### Task objective
Filter the data below for the string "едва" and copy each matching line.

--

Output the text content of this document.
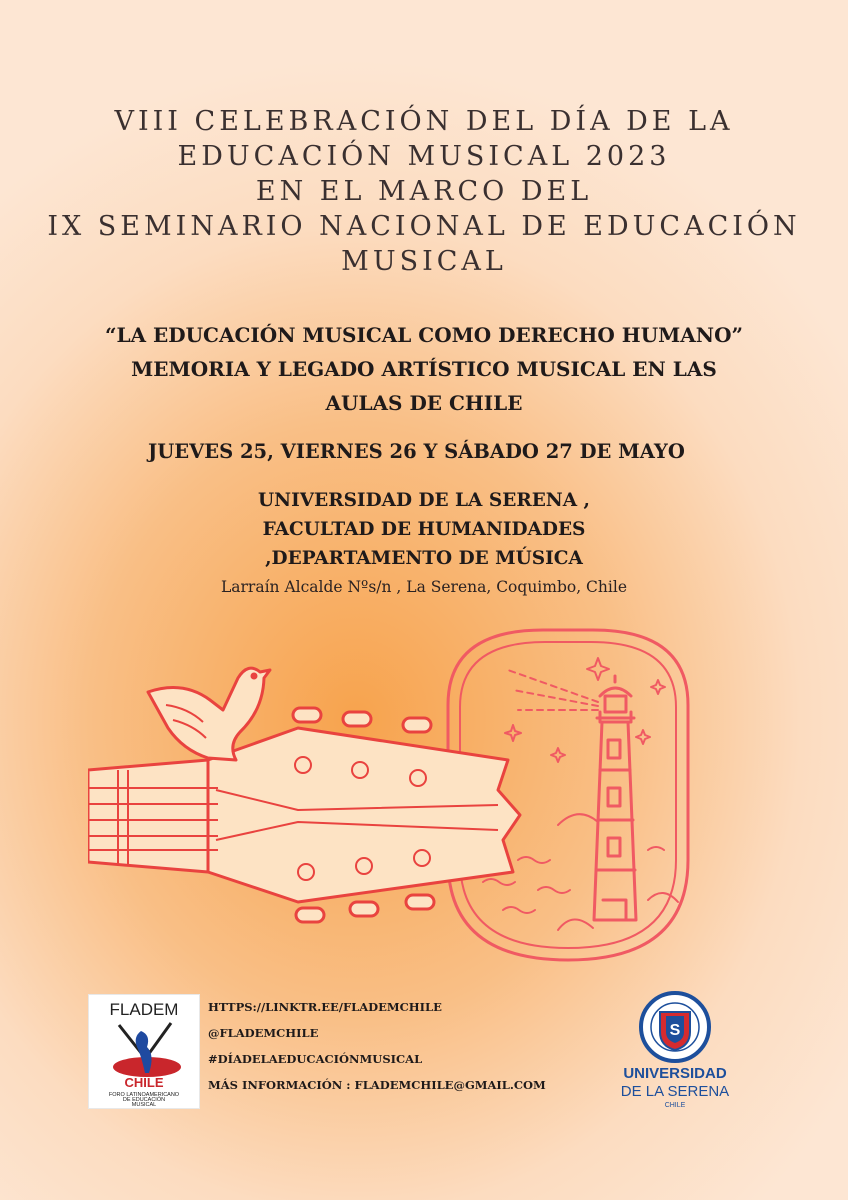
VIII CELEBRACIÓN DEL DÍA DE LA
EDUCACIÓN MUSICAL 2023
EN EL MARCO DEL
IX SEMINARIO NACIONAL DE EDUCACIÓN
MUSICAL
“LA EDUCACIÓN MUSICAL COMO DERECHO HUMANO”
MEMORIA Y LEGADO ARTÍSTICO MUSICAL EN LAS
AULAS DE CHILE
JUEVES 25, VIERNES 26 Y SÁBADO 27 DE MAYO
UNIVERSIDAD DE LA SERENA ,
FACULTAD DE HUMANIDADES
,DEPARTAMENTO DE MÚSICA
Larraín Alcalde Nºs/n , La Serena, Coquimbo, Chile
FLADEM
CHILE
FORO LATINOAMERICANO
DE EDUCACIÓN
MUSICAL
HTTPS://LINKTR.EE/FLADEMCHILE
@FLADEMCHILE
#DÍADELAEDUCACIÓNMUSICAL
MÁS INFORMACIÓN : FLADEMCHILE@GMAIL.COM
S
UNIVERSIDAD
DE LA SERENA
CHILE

--

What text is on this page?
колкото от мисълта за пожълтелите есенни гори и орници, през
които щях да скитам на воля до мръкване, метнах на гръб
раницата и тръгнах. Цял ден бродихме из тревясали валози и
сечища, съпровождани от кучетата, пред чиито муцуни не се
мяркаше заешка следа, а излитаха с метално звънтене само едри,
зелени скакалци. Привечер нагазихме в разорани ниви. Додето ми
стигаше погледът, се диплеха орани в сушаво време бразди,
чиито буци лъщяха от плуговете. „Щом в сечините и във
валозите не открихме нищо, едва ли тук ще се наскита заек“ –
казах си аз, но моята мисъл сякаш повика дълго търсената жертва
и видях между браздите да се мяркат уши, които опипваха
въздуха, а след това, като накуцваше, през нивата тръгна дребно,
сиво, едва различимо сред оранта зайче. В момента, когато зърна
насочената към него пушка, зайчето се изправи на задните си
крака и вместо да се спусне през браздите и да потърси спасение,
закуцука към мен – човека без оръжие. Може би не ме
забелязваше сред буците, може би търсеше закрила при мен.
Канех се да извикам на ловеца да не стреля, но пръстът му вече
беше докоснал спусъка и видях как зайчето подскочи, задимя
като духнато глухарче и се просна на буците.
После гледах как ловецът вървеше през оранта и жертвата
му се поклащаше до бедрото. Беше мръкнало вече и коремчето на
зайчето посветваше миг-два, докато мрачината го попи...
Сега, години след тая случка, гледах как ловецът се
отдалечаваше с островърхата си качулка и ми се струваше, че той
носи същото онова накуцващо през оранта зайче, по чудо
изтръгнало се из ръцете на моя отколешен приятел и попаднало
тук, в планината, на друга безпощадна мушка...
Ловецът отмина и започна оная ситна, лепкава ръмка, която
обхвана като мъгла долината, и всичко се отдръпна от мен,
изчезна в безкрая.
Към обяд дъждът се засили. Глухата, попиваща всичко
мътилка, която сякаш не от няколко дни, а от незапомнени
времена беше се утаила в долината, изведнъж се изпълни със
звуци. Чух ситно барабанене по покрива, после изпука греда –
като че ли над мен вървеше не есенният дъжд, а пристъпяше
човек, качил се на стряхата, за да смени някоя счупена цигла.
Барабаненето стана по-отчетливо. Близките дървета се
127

--

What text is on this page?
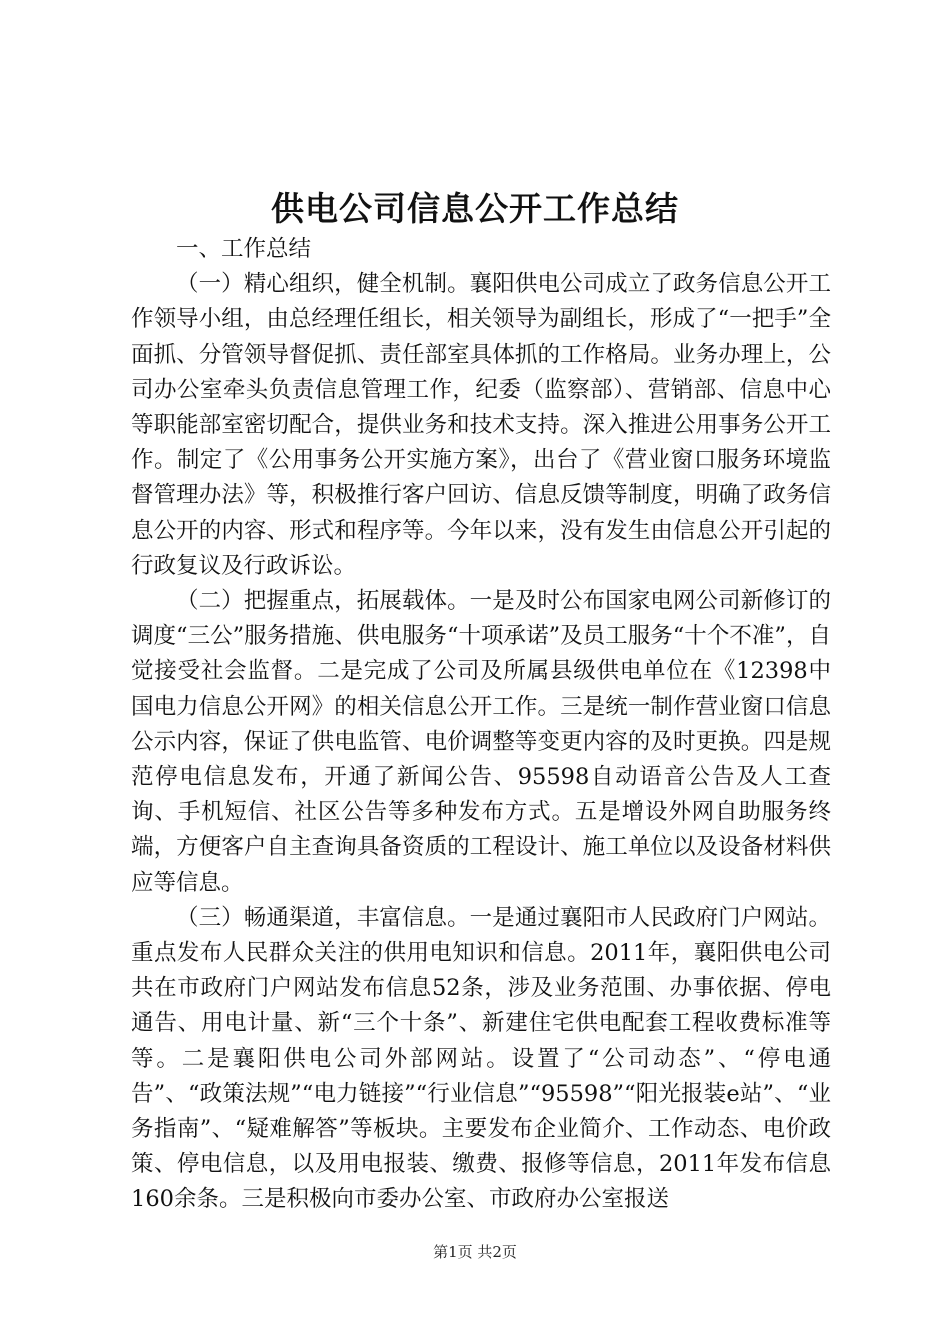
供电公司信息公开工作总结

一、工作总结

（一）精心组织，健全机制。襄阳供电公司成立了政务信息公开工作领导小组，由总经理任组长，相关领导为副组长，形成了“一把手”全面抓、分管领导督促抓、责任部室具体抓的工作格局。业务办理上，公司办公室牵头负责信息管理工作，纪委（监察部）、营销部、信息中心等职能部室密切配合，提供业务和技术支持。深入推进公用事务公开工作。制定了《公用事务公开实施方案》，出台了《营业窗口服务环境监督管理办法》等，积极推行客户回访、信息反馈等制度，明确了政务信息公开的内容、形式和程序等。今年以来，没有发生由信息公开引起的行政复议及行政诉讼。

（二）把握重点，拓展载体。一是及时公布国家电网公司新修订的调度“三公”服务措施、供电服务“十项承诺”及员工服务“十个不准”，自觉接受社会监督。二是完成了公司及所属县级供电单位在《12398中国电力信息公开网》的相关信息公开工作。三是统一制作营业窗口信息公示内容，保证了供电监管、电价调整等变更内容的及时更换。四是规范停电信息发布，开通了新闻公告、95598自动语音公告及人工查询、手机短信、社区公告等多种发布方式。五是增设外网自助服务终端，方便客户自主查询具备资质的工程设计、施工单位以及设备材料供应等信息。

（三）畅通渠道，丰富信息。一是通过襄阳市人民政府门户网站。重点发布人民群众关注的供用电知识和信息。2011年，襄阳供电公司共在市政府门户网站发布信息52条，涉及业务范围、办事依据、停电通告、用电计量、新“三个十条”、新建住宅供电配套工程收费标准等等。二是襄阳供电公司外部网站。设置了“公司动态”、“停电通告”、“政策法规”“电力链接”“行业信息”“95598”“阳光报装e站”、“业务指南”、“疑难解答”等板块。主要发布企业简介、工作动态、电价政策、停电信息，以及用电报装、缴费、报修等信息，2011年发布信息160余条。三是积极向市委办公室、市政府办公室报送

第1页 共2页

--

### Exercise result
валозите не открихме нищо, едва ли тук ще се наскита заек“ –
сиво, едва различимо сред оранта зайче. В момента, когато зърна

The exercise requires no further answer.